▶ **DIRECTIVE A**
Reproduce the listing word for word, starting at its first line and ending with the line containing "observation-point bbox=[403, 418, 410, 425]", including both of those lines.

▶ **PASSAGE GIVEN**
——————————
Huh, somehow I've gotten this written up before heading out for the last day of the festival, where I will be seeing Judy and Punch, The Miracle of the Sargasso Sea, Promare, and The Divine Fury. Missbehavior is recommended; Night God is an acquired taste.

Baishe: Yuanqi (White Snake)

* * ½ (out of four)
Seen 27 July 2019 in Auditorium des Diplômés de la SGWU (Fantasia International Film Festival: AXIS, DCP)

The White Snake story hasn't been as frequently retold as that of The Monkey King on-screen, although I can't help but feel there's been more in recent years than the one that came out in 2011 with Jet Li, Eva Huang, and Charlene Choi. It's a natural fit for animation, though I'd be a bit surprised if this often fun weird production manages to find much of a niche on this side of the Pacific.

It's an enjoyable enough fantasy, framed here as white snake-demon Verta/Xiao Bai failing to reach enlightenment after 500 years but becoming a better person when amnesia has her living among humans and falling in love. There's an evil admiral who is killing snakes to absorb their power, her closest friend being sent to stop her when it looks like she's sold out, and plenty of other fun stuff, including some big, entertaining bits of action. I'm not sure how much it deviates from the classic myth, but for the most part the simple story that has plenty of room for action and romance works well enough to overlook some very arbitrary plotting.

I haven't seen enough Chinese feature animation to judge how good this is in comparison, but while there's some impressive creativity (one villain rides what can best be described as a "cerberostrich") and nice staging, there's something a little off about it; character proportions are a little too exact and motions a bit too smooth and programmed. It can feel like Robert Zemeckis's Beowulf in terms of going a long way to make animated characters feel human and not quite making it, and what stylization there is (like the eyes bigger than the mouths) doesn't help them emote quite as much as it should. It's not a bad look, but it's one more thing about the movie that feels like it could use a little refinement.

Full review on EFilmCritic

"Face Swap"

* * * (out of four)
Seen 27 July 2019 in Salle J.A. DeSève (Fantasia International Film Festival: International Science-Fiction Short Film Showcase, digital)

I wonder who how alarmed Einat Tubi's and David Gidali's "Face Swap" has people who have likenesses they consider an asset, and by which part - the plot which has people in the not-too-distant future using real-time deepfakes to play at having sex with a celebrity or the fact that an independent short without a huge budget (IMDB says $25K) can semi-convincingly have George Clooney and Rachel McAdams on-screen, albeit after a big up-front disclaimer. It's an impressive technical achievement.
——————————
▶ **DIRECTIVE B**
In the film reviews, what budget does IMDB list for the short "Face Swap"?
——————————
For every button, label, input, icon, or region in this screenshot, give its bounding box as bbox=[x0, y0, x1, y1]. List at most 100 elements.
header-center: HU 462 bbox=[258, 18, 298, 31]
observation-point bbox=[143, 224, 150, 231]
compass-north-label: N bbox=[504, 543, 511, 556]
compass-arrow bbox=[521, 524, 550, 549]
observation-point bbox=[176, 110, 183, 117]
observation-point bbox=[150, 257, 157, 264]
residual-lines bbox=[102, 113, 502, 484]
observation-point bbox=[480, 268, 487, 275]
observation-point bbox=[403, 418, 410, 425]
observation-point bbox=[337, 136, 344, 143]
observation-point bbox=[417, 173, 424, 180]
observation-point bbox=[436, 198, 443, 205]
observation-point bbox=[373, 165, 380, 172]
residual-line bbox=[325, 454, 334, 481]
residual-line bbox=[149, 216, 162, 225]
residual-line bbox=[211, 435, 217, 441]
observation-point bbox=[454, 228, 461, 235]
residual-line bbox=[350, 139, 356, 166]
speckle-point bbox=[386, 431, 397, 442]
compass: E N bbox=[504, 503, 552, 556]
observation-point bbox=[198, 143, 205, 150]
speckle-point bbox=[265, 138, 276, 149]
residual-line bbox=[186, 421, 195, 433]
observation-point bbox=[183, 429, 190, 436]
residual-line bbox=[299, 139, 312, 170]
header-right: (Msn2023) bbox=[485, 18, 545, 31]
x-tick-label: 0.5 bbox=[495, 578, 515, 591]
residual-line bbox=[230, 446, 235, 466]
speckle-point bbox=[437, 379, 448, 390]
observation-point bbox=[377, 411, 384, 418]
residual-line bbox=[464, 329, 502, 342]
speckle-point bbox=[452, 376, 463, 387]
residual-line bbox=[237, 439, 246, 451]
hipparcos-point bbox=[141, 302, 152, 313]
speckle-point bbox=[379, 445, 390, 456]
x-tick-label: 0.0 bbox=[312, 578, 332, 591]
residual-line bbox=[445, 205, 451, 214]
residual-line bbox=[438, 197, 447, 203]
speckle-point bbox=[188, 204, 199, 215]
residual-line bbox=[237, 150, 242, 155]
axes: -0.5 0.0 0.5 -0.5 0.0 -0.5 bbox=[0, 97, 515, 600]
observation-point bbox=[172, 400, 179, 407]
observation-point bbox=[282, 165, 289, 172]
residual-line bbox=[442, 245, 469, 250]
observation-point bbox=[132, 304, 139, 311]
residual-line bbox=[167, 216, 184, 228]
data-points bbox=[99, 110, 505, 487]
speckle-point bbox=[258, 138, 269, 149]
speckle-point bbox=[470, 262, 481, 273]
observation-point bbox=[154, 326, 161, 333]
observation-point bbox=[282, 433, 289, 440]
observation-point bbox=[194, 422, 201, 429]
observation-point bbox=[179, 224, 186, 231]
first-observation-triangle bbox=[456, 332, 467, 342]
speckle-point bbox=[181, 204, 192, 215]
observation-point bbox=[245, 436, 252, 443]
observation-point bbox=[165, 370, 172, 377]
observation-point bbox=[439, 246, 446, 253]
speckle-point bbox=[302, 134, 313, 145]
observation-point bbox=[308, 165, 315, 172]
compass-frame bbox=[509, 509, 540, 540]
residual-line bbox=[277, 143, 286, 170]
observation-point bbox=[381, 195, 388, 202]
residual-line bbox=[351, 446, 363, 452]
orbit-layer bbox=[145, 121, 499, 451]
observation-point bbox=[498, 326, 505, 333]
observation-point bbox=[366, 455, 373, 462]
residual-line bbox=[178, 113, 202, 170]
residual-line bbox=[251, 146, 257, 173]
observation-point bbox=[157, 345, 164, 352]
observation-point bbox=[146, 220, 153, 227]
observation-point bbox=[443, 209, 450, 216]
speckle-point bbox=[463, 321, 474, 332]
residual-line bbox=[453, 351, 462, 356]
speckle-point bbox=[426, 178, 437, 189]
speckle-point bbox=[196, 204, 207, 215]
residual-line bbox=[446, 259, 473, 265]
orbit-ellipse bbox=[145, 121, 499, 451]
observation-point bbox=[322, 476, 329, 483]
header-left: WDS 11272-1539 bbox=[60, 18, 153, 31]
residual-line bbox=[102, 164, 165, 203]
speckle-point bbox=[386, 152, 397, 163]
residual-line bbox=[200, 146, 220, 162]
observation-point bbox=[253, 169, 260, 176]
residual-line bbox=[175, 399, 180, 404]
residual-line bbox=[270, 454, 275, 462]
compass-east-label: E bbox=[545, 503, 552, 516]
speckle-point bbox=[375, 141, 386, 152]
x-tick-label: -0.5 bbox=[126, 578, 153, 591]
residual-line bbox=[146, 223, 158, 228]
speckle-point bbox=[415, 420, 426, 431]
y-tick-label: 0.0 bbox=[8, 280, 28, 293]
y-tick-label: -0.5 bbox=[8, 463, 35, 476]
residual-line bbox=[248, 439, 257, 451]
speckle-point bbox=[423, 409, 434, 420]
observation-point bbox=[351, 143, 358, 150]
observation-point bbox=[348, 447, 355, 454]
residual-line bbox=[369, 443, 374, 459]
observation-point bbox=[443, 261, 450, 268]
——————————
▶ **TASK ANSWER A**
For every button, label, input, icon, or region in this screenshot, give its bounding box as bbox=[x0, y0, x1, y1]. List at most 100 elements.
header-center: HU 462 bbox=[258, 18, 298, 31]
observation-point bbox=[143, 224, 150, 231]
compass-north-label: N bbox=[504, 543, 511, 556]
compass-arrow bbox=[521, 524, 550, 549]
observation-point bbox=[176, 110, 183, 117]
observation-point bbox=[150, 257, 157, 264]
residual-lines bbox=[102, 113, 502, 484]
observation-point bbox=[480, 268, 487, 275]
observation-point bbox=[403, 418, 410, 425]

▶ **TASK ANSWER B**
$25K